Work to be completed
Read through the entries below and return each line with the word "image".

Stored data
★ ★ ★
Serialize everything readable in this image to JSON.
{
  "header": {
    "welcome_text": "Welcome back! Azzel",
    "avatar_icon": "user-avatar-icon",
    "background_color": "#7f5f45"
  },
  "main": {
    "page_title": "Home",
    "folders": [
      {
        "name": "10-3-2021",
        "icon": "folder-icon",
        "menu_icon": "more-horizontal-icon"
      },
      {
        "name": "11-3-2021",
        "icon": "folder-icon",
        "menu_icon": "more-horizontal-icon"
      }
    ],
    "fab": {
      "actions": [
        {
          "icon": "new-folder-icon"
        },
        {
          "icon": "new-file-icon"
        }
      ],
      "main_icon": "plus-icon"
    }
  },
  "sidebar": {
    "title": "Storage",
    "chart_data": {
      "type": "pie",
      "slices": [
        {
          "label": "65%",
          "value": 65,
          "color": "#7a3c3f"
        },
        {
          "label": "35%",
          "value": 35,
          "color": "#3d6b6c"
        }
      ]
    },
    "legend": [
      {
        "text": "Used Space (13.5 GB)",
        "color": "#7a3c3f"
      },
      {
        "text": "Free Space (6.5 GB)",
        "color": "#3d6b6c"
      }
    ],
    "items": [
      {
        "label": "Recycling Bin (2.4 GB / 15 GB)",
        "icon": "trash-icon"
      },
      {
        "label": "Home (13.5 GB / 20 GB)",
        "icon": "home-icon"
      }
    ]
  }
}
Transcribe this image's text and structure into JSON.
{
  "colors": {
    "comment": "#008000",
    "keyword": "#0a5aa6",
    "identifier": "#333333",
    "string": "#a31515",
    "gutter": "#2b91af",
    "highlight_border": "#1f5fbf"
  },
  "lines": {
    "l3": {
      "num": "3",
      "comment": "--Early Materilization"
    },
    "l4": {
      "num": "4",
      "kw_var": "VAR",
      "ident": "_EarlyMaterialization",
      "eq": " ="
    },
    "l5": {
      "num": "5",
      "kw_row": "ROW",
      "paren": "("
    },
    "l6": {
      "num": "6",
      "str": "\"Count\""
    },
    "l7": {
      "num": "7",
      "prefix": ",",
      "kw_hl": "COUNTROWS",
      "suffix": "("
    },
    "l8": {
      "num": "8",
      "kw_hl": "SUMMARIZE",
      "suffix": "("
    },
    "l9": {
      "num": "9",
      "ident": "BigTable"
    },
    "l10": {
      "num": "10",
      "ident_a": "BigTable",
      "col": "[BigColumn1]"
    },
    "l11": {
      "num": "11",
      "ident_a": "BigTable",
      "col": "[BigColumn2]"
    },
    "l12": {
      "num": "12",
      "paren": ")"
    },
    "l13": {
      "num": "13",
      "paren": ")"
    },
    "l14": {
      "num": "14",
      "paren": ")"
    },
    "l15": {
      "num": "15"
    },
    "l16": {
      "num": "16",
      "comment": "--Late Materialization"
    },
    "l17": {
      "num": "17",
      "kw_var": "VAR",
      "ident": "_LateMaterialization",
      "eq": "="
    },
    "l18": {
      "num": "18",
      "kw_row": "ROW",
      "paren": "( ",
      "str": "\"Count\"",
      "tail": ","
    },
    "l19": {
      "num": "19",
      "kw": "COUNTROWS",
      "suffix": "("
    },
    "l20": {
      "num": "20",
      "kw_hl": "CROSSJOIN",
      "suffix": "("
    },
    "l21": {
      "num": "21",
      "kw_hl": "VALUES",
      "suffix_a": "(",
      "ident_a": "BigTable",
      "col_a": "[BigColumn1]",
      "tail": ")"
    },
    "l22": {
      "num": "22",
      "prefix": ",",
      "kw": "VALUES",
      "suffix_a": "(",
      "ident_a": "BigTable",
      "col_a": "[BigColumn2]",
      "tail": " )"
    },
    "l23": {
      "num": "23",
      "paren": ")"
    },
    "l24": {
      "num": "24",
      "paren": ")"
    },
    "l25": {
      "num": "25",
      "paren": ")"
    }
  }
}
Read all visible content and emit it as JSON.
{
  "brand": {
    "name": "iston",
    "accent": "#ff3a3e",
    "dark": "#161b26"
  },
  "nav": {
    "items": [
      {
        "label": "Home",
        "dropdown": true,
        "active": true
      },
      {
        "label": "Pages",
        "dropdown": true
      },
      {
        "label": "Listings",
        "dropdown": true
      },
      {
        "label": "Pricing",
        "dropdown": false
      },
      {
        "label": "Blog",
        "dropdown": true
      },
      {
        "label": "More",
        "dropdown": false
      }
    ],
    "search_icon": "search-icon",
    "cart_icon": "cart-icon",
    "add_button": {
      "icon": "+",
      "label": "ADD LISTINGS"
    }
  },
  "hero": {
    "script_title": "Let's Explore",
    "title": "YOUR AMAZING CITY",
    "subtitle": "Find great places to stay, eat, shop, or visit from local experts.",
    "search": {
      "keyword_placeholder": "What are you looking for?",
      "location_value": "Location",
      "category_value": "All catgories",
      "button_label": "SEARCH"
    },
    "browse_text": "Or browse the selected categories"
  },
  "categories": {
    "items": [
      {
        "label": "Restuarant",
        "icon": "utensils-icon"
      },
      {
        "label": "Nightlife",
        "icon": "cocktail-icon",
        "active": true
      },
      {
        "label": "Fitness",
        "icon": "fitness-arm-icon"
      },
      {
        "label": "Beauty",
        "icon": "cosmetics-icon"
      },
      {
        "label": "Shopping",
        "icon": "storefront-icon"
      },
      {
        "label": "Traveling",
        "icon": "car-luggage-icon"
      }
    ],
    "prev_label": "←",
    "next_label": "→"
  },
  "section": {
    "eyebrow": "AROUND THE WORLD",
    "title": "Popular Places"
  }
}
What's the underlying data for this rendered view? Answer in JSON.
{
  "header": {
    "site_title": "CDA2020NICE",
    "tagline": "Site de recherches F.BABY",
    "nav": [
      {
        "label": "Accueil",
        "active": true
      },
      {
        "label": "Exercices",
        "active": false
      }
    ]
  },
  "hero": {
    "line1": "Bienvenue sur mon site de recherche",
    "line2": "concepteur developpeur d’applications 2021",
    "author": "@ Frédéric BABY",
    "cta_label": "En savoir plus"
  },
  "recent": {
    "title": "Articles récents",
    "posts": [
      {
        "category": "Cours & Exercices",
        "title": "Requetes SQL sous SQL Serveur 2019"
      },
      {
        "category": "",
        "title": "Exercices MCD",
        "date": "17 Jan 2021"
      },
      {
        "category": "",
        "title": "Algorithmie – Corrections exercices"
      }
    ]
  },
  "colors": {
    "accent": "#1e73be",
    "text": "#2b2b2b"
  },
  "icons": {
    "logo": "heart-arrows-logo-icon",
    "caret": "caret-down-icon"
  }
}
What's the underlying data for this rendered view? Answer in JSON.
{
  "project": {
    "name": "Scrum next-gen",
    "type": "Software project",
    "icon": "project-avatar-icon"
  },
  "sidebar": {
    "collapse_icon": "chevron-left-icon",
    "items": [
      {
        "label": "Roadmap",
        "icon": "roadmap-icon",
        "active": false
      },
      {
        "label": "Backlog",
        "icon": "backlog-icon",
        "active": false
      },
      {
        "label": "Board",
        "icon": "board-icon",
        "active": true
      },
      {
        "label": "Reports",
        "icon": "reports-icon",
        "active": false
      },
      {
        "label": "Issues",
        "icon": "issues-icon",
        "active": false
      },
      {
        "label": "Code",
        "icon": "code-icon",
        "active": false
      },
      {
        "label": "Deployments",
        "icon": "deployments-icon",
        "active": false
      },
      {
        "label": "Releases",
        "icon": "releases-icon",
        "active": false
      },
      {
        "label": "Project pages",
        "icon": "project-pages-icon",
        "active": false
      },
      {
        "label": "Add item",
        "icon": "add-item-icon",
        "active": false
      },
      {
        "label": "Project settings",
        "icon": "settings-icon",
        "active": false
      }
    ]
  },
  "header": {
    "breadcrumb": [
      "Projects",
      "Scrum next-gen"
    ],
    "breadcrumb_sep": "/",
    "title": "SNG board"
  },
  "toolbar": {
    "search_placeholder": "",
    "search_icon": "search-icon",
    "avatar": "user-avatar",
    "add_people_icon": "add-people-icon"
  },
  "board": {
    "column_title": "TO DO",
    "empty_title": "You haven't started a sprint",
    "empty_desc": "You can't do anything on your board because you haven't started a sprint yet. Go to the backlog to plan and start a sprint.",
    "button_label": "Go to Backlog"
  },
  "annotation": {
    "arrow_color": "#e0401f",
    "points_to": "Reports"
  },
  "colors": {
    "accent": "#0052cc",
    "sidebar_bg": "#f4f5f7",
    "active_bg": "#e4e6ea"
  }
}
★ ★ ★
Solved problem
Serialize everything readable in this image to JSON.
Transcribe this image's text and structure into JSON.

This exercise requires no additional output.